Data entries
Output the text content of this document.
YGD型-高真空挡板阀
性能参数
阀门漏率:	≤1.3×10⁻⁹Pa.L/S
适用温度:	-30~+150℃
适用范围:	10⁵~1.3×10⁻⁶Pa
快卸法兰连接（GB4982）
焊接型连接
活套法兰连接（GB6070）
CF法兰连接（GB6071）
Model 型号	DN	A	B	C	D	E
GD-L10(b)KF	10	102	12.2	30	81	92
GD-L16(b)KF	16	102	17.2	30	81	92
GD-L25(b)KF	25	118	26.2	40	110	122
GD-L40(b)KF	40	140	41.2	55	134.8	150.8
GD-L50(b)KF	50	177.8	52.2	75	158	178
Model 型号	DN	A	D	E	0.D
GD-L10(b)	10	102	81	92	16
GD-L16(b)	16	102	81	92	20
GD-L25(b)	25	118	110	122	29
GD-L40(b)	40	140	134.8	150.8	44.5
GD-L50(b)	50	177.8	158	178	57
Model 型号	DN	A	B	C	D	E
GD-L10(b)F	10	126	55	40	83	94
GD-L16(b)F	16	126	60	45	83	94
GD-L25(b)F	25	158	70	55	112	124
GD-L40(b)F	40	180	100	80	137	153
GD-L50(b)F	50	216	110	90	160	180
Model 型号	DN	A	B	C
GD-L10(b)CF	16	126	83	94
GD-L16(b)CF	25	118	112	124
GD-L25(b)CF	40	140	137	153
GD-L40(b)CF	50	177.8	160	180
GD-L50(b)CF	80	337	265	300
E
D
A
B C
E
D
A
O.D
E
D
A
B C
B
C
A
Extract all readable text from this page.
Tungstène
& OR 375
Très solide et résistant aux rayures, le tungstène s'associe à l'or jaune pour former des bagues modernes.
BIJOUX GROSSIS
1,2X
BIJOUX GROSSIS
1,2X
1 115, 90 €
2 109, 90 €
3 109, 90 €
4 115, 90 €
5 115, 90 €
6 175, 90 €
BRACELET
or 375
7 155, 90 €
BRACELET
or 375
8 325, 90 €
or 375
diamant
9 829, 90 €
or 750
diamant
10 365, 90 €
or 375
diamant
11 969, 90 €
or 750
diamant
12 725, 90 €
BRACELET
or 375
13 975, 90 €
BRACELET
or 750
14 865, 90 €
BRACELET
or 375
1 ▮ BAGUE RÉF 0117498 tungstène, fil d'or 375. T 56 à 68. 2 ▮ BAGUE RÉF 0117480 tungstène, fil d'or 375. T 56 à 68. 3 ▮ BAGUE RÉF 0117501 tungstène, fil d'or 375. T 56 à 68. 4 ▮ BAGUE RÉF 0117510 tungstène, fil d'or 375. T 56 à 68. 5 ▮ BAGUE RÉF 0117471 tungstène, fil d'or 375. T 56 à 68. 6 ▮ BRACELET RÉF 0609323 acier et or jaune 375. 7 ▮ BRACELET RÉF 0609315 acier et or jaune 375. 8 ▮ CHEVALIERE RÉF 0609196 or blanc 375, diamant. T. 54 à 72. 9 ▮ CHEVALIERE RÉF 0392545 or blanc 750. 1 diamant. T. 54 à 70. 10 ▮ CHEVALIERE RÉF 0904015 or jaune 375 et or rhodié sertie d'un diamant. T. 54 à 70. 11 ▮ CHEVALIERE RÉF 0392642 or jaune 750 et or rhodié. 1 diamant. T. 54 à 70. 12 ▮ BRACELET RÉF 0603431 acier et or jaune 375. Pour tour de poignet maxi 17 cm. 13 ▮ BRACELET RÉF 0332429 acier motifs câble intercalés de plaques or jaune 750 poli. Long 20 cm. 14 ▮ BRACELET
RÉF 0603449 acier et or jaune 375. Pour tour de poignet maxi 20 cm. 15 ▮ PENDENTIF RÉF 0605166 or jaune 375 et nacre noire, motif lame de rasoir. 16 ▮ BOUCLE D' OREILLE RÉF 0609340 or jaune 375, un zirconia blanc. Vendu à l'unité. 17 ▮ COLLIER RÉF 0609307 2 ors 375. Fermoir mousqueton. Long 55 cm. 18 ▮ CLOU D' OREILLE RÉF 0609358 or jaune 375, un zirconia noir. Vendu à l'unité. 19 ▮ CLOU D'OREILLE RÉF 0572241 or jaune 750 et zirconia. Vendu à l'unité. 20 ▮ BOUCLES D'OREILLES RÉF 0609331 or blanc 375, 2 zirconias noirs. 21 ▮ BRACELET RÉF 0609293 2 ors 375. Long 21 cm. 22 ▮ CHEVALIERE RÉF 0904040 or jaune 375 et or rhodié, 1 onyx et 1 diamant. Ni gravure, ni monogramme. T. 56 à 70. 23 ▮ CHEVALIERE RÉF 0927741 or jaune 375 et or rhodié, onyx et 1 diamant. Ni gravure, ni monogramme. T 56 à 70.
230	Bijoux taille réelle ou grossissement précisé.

- [SET TASK]
Return the entries above exactly as they appear.

- [ANSWER TO THIS EXERCISE]
Output the text content of this document.
YGD型-高真空挡板阀
性能参数
阀门漏率:	≤1.3×10⁻⁹Pa.L/S
适用温度:	-30~+150℃
适用范围:	10⁵~1.3×10⁻⁶Pa
快卸法兰连接（GB4982）
焊接型连接
活套法兰连接（GB6070）
CF法兰连接（GB6071）
Model 型号	DN	A	B	C	D	E
GD-L10(b)KF	10	102	12.2	30	81	92
GD-L16(b)KF	16	102	17.2	30	81	92
GD-L25(b)KF	25	118	26.2	40	110	122
GD-L40(b)KF	40	140	41.2	55	134.8	150.8
GD-L50(b)KF	50	177.8	52.2	75	158	178
Model 型号	DN	A	D	E	0.D
GD-L10(b)	10	102	81	92	16
GD-L16(b)	16	102	81	92	20
GD-L25(b)	25	118	110	122	29
GD-L40(b)	40	140	134.8	150.8	44.5
GD-L50(b)	50	177.8	158	178	57
Model 型号	DN	A	B	C	D	E
GD-L10(b)F	10	126	55	40	83	94
GD-L16(b)F	16	126	60	45	83	94
GD-L25(b)F	25	158	70	55	112	124
GD-L40(b)F	40	180	100	80	137	153
GD-L50(b)F	50	216	110	90	160	180
Model 型号	DN	A	B	C
GD-L10(b)CF	16	126	83	94
GD-L16(b)CF	25	118	112	124
GD-L25(b)CF	40	140	137	153
GD-L40(b)CF	50	177.8	160	180
GD-L50(b)CF	80	337	265	300
E
D
A
B C
E
D
A
O.D
E
D
A
B C
B
C
A
Extract all readable text from this page.
Tungstène
& OR 375
Très solide et résistant aux rayures, le tungstène s'associe à l'or jaune pour former des bagues modernes.
BIJOUX GROSSIS
1,2X
BIJOUX GROSSIS
1,2X
1 115, 90 €
2 109, 90 €
3 109, 90 €
4 115, 90 €
5 115, 90 €
6 175, 90 €
BRACELET
or 375
7 155, 90 €
BRACELET
or 375
8 325, 90 €
or 375
diamant
9 829, 90 €
or 750
diamant
10 365, 90 €
or 375
diamant
11 969, 90 €
or 750
diamant
12 725, 90 €
BRACELET
or 375
13 975, 90 €
BRACELET
or 750
14 865, 90 €
BRACELET
or 375
1 ▮ BAGUE RÉF 0117498 tungstène, fil d'or 375. T 56 à 68. 2 ▮ BAGUE RÉF 0117480 tungstène, fil d'or 375. T 56 à 68. 3 ▮ BAGUE RÉF 0117501 tungstène, fil d'or 375. T 56 à 68. 4 ▮ BAGUE RÉF 0117510 tungstène, fil d'or 375. T 56 à 68. 5 ▮ BAGUE RÉF 0117471 tungstène, fil d'or 375. T 56 à 68. 6 ▮ BRACELET RÉF 0609323 acier et or jaune 375. 7 ▮ BRACELET RÉF 0609315 acier et or jaune 375. 8 ▮ CHEVALIERE RÉF 0609196 or blanc 375, diamant. T. 54 à 72. 9 ▮ CHEVALIERE RÉF 0392545 or blanc 750. 1 diamant. T. 54 à 70. 10 ▮ CHEVALIERE RÉF 0904015 or jaune 375 et or rhodié sertie d'un diamant. T. 54 à 70. 11 ▮ CHEVALIERE RÉF 0392642 or jaune 750 et or rhodié. 1 diamant. T. 54 à 70. 12 ▮ BRACELET RÉF 0603431 acier et or jaune 375. Pour tour de poignet maxi 17 cm. 13 ▮ BRACELET RÉF 0332429 acier motifs câble intercalés de plaques or jaune 750 poli. Long 20 cm. 14 ▮ BRACELET
RÉF 0603449 acier et or jaune 375. Pour tour de poignet maxi 20 cm. 15 ▮ PENDENTIF RÉF 0605166 or jaune 375 et nacre noire, motif lame de rasoir. 16 ▮ BOUCLE D' OREILLE RÉF 0609340 or jaune 375, un zirconia blanc. Vendu à l'unité. 17 ▮ COLLIER RÉF 0609307 2 ors 375. Fermoir mousqueton. Long 55 cm. 18 ▮ CLOU D' OREILLE RÉF 0609358 or jaune 375, un zirconia noir. Vendu à l'unité. 19 ▮ CLOU D'OREILLE RÉF 0572241 or jaune 750 et zirconia. Vendu à l'unité. 20 ▮ BOUCLES D'OREILLES RÉF 0609331 or blanc 375, 2 zirconias noirs. 21 ▮ BRACELET RÉF 0609293 2 ors 375. Long 21 cm. 22 ▮ CHEVALIERE RÉF 0904040 or jaune 375 et or rhodié, 1 onyx et 1 diamant. Ni gravure, ni monogramme. T. 56 à 70. 23 ▮ CHEVALIERE RÉF 0927741 or jaune 375 et or rhodié, onyx et 1 diamant. Ni gravure, ni monogramme. T 56 à 70.
230	Bijoux taille réelle ou grossissement précisé.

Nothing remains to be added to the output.